## Dataset excerpts
▬▬▬
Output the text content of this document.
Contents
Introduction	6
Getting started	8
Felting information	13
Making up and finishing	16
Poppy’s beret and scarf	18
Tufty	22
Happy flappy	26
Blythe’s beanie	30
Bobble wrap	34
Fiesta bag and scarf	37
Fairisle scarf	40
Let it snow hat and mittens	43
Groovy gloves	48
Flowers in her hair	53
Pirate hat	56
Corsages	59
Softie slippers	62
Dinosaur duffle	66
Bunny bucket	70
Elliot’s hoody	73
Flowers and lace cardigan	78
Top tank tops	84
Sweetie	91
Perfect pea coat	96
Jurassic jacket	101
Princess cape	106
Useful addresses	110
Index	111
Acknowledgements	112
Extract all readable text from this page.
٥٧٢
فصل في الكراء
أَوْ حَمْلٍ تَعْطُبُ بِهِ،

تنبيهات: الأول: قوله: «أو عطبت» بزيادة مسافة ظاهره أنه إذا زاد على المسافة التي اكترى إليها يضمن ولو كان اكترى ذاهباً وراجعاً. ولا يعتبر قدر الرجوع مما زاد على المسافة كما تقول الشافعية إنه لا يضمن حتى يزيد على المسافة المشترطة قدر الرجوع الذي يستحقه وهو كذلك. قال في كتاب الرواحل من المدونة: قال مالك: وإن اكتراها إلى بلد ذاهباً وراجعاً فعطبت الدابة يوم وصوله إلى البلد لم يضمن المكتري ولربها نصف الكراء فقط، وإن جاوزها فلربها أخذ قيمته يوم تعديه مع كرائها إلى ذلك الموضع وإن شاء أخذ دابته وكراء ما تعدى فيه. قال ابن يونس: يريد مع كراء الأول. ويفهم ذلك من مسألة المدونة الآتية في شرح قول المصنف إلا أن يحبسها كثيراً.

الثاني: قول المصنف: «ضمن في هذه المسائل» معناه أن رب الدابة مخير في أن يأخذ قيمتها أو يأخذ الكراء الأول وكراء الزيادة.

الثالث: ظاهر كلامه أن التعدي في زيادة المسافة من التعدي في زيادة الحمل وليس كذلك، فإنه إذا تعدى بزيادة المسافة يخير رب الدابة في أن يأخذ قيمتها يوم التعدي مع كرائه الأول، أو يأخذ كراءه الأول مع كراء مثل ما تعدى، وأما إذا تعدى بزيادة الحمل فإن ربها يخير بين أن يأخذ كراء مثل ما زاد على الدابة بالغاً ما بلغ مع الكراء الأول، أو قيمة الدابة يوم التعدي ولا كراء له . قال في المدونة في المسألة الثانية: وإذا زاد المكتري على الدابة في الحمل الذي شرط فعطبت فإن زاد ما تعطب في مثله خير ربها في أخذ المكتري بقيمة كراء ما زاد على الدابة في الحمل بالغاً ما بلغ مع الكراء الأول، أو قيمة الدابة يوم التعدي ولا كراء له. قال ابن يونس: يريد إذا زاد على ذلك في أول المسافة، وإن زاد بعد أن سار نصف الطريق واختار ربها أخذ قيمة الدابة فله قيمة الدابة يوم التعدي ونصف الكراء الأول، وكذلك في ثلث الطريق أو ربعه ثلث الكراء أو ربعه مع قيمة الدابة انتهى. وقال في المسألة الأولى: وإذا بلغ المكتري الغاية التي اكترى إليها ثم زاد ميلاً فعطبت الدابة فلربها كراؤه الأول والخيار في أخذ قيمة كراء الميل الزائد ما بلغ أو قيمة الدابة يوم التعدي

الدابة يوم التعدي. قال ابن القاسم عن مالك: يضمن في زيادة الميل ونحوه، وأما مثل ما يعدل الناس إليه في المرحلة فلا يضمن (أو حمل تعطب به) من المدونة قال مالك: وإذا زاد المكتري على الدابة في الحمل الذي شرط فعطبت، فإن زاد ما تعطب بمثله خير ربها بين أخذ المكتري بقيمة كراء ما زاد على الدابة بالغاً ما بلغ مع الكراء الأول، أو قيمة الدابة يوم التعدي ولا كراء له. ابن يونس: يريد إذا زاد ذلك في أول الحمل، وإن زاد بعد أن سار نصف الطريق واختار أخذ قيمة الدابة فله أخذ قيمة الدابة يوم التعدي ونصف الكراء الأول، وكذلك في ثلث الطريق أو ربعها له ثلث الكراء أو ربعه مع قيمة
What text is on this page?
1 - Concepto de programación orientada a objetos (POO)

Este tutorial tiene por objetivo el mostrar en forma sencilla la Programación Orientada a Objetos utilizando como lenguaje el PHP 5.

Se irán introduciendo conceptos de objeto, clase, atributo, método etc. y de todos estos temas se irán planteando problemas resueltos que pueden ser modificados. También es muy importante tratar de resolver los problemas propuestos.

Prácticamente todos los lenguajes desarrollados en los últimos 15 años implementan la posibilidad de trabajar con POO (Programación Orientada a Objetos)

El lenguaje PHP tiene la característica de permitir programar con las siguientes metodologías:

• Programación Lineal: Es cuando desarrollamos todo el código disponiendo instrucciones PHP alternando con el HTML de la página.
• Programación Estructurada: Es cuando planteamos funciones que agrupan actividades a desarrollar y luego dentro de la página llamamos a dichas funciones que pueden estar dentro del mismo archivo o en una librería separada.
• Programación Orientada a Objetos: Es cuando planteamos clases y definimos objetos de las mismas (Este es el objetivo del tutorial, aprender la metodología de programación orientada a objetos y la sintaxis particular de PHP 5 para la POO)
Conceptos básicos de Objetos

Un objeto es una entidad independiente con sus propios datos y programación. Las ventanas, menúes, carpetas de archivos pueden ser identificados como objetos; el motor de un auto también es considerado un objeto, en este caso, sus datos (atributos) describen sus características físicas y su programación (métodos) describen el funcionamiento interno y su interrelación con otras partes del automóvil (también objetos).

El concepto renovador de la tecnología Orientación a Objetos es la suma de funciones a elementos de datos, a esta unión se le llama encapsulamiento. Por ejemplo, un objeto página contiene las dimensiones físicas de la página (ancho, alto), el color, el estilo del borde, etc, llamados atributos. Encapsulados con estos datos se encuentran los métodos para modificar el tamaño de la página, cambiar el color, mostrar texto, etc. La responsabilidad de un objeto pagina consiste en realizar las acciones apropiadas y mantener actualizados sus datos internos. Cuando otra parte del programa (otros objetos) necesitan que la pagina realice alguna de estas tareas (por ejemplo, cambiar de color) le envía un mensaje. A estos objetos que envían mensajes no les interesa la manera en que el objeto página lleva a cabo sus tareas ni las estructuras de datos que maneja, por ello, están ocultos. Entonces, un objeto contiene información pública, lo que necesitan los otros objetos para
▬▬▬
Exactly as shown above, return every record.

Output the text content of this document.
Contents
Introduction	6
Getting started	8
Felting information	13
Making up and finishing	16
Poppy’s beret and scarf	18
Tufty	22
Happy flappy	26
Blythe’s beanie	30
Bobble wrap	34
Fiesta bag and scarf	37
Fairisle scarf	40
Let it snow hat and mittens	43
Groovy gloves	48
Flowers in her hair	53
Pirate hat	56
Corsages	59
Softie slippers	62
Dinosaur duffle	66
Bunny bucket	70
Elliot’s hoody	73
Flowers and lace cardigan	78
Top tank tops	84
Sweetie	91
Perfect pea coat	96
Jurassic jacket	101
Princess cape	106
Useful addresses	110
Index	111
Acknowledgements	112
Extract all readable text from this page.
٥٧٢
فصل في الكراء
أَوْ حَمْلٍ تَعْطُبُ بِهِ،

تنبيهات: الأول: قوله: «أو عطبت» بزيادة مسافة ظاهره أنه إذا زاد على المسافة التي اكترى إليها يضمن ولو كان اكترى ذاهباً وراجعاً. ولا يعتبر قدر الرجوع مما زاد على المسافة كما تقول الشافعية إنه لا يضمن حتى يزيد على المسافة المشترطة قدر الرجوع الذي يستحقه وهو كذلك. قال في كتاب الرواحل من المدونة: قال مالك: وإن اكتراها إلى بلد ذاهباً وراجعاً فعطبت الدابة يوم وصوله إلى البلد لم يضمن المكتري ولربها نصف الكراء فقط، وإن جاوزها فلربها أخذ قيمته يوم تعديه مع كرائها إلى ذلك الموضع وإن شاء أخذ دابته وكراء ما تعدى فيه. قال ابن يونس: يريد مع كراء الأول. ويفهم ذلك من مسألة المدونة الآتية في شرح قول المصنف إلا أن يحبسها كثيراً.

الثاني: قول المصنف: «ضمن في هذه المسائل» معناه أن رب الدابة مخير في أن يأخذ قيمتها أو يأخذ الكراء الأول وكراء الزيادة.

الثالث: ظاهر كلامه أن التعدي في زيادة المسافة من التعدي في زيادة الحمل وليس كذلك، فإنه إذا تعدى بزيادة المسافة يخير رب الدابة في أن يأخذ قيمتها يوم التعدي مع كرائه الأول، أو يأخذ كراءه الأول مع كراء مثل ما تعدى، وأما إذا تعدى بزيادة الحمل فإن ربها يخير بين أن يأخذ كراء مثل ما زاد على الدابة بالغاً ما بلغ مع الكراء الأول، أو قيمة الدابة يوم التعدي ولا كراء له . قال في المدونة في المسألة الثانية: وإذا زاد المكتري على الدابة في الحمل الذي شرط فعطبت فإن زاد ما تعطب في مثله خير ربها في أخذ المكتري بقيمة كراء ما زاد على الدابة في الحمل بالغاً ما بلغ مع الكراء الأول، أو قيمة الدابة يوم التعدي ولا كراء له. قال ابن يونس: يريد إذا زاد على ذلك في أول المسافة، وإن زاد بعد أن سار نصف الطريق واختار ربها أخذ قيمة الدابة فله قيمة الدابة يوم التعدي ونصف الكراء الأول، وكذلك في ثلث الطريق أو ربعه ثلث الكراء أو ربعه مع قيمة الدابة انتهى. وقال في المسألة الأولى: وإذا بلغ المكتري الغاية التي اكترى إليها ثم زاد ميلاً فعطبت الدابة فلربها كراؤه الأول والخيار في أخذ قيمة كراء الميل الزائد ما بلغ أو قيمة الدابة يوم التعدي

الدابة يوم التعدي. قال ابن القاسم عن مالك: يضمن في زيادة الميل ونحوه، وأما مثل ما يعدل الناس إليه في المرحلة فلا يضمن (أو حمل تعطب به) من المدونة قال مالك: وإذا زاد المكتري على الدابة في الحمل الذي شرط فعطبت، فإن زاد ما تعطب بمثله خير ربها بين أخذ المكتري بقيمة كراء ما زاد على الدابة بالغاً ما بلغ مع الكراء الأول، أو قيمة الدابة يوم التعدي ولا كراء له. ابن يونس: يريد إذا زاد ذلك في أول الحمل، وإن زاد بعد أن سار نصف الطريق واختار أخذ قيمة الدابة فله أخذ قيمة الدابة يوم التعدي ونصف الكراء الأول، وكذلك في ثلث الطريق أو ربعها له ثلث الكراء أو ربعه مع قيمة
What text is on this page?
1 - Concepto de programación orientada a objetos (POO)

Este tutorial tiene por objetivo el mostrar en forma sencilla la Programación Orientada a Objetos utilizando como lenguaje el PHP 5.

Se irán introduciendo conceptos de objeto, clase, atributo, método etc. y de todos estos temas se irán planteando problemas resueltos que pueden ser modificados. También es muy importante tratar de resolver los problemas propuestos.

Prácticamente todos los lenguajes desarrollados en los últimos 15 años implementan la posibilidad de trabajar con POO (Programación Orientada a Objetos)

El lenguaje PHP tiene la característica de permitir programar con las siguientes metodologías:

• Programación Lineal: Es cuando desarrollamos todo el código disponiendo instrucciones PHP alternando con el HTML de la página.
• Programación Estructurada: Es cuando planteamos funciones que agrupan actividades a desarrollar y luego dentro de la página llamamos a dichas funciones que pueden estar dentro del mismo archivo o en una librería separada.
• Programación Orientada a Objetos: Es cuando planteamos clases y definimos objetos de las mismas (Este es el objetivo del tutorial, aprender la metodología de programación orientada a objetos y la sintaxis particular de PHP 5 para la POO)
Conceptos básicos de Objetos

Un objeto es una entidad independiente con sus propios datos y programación. Las ventanas, menúes, carpetas de archivos pueden ser identificados como objetos; el motor de un auto también es considerado un objeto, en este caso, sus datos (atributos) describen sus características físicas y su programación (métodos) describen el funcionamiento interno y su interrelación con otras partes del automóvil (también objetos).

El concepto renovador de la tecnología Orientación a Objetos es la suma de funciones a elementos de datos, a esta unión se le llama encapsulamiento. Por ejemplo, un objeto página contiene las dimensiones físicas de la página (ancho, alto), el color, el estilo del borde, etc, llamados atributos. Encapsulados con estos datos se encuentran los métodos para modificar el tamaño de la página, cambiar el color, mostrar texto, etc. La responsabilidad de un objeto pagina consiste en realizar las acciones apropiadas y mantener actualizados sus datos internos. Cuando otra parte del programa (otros objetos) necesitan que la pagina realice alguna de estas tareas (por ejemplo, cambiar de color) le envía un mensaje. A estos objetos que envían mensajes no les interesa la manera en que el objeto página lleva a cabo sus tareas ni las estructuras de datos que maneja, por ello, están ocultos. Entonces, un objeto contiene información pública, lo que necesitan los otros objetos para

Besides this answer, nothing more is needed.